WHAT THE TASK REQUIRES
Leave out the pictures and copy the remaining records exactly.

[Data entries]
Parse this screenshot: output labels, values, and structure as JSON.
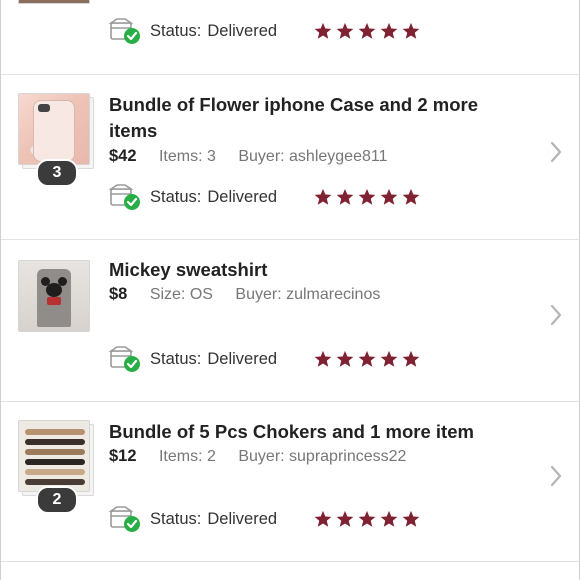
{
  "colors": {
    "star": "#7f2333",
    "check": "#27ae45",
    "divider": "#e3e3e3"
  },
  "icons": {
    "status": "package-delivered-icon",
    "rating": "star-icon",
    "nav": "chevron-right-icon"
  },
  "orders": [
    {
      "title": "",
      "price": "",
      "meta1": "",
      "buyer": "",
      "status_label": "Status:",
      "status_value": "Delivered",
      "rating": 5
    },
    {
      "title": "Bundle of Flower iphone Case and 2 more items",
      "price": "$42",
      "meta1": "Items: 3",
      "buyer": "Buyer: ashleygee811",
      "count_badge": "3",
      "status_label": "Status:",
      "status_value": "Delivered",
      "rating": 5
    },
    {
      "title": "Mickey sweatshirt",
      "price": "$8",
      "meta1": "Size: OS",
      "buyer": "Buyer: zulmarecinos",
      "status_label": "Status:",
      "status_value": "Delivered",
      "rating": 5
    },
    {
      "title": "Bundle of 5 Pcs Chokers and 1 more item",
      "price": "$12",
      "meta1": "Items: 2",
      "buyer": "Buyer: supraprincess22",
      "count_badge": "2",
      "status_label": "Status:",
      "status_value": "Delivered",
      "rating": 5
    }
  ]
}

SOLUTION TO THIS PROBLEM
Parse this screenshot: output labels, values, and structure as JSON.
{
  "colors": {
    "star": "#7f2333",
    "check": "#27ae45",
    "divider": "#e3e3e3"
  },
  "icons": {
    "status": "package-delivered-icon",
    "rating": "star-icon",
    "nav": "chevron-right-icon"
  },
  "orders": [
    {
      "title": "",
      "price": "",
      "meta1": "",
      "buyer": "",
      "status_label": "Status:",
      "status_value": "Delivered",
      "rating": 5
    },
    {
      "title": "Bundle of Flower iphone Case and 2 more items",
      "price": "$42",
      "meta1": "Items: 3",
      "buyer": "Buyer: ashleygee811",
      "count_badge": "3",
      "status_label": "Status:",
      "status_value": "Delivered",
      "rating": 5
    },
    {
      "title": "Mickey sweatshirt",
      "price": "$8",
      "meta1": "Size: OS",
      "buyer": "Buyer: zulmarecinos",
      "status_label": "Status:",
      "status_value": "Delivered",
      "rating": 5
    },
    {
      "title": "Bundle of 5 Pcs Chokers and 1 more item",
      "price": "$12",
      "meta1": "Items: 2",
      "buyer": "Buyer: supraprincess22",
      "count_badge": "2",
      "status_label": "Status:",
      "status_value": "Delivered",
      "rating": 5
    }
  ]
}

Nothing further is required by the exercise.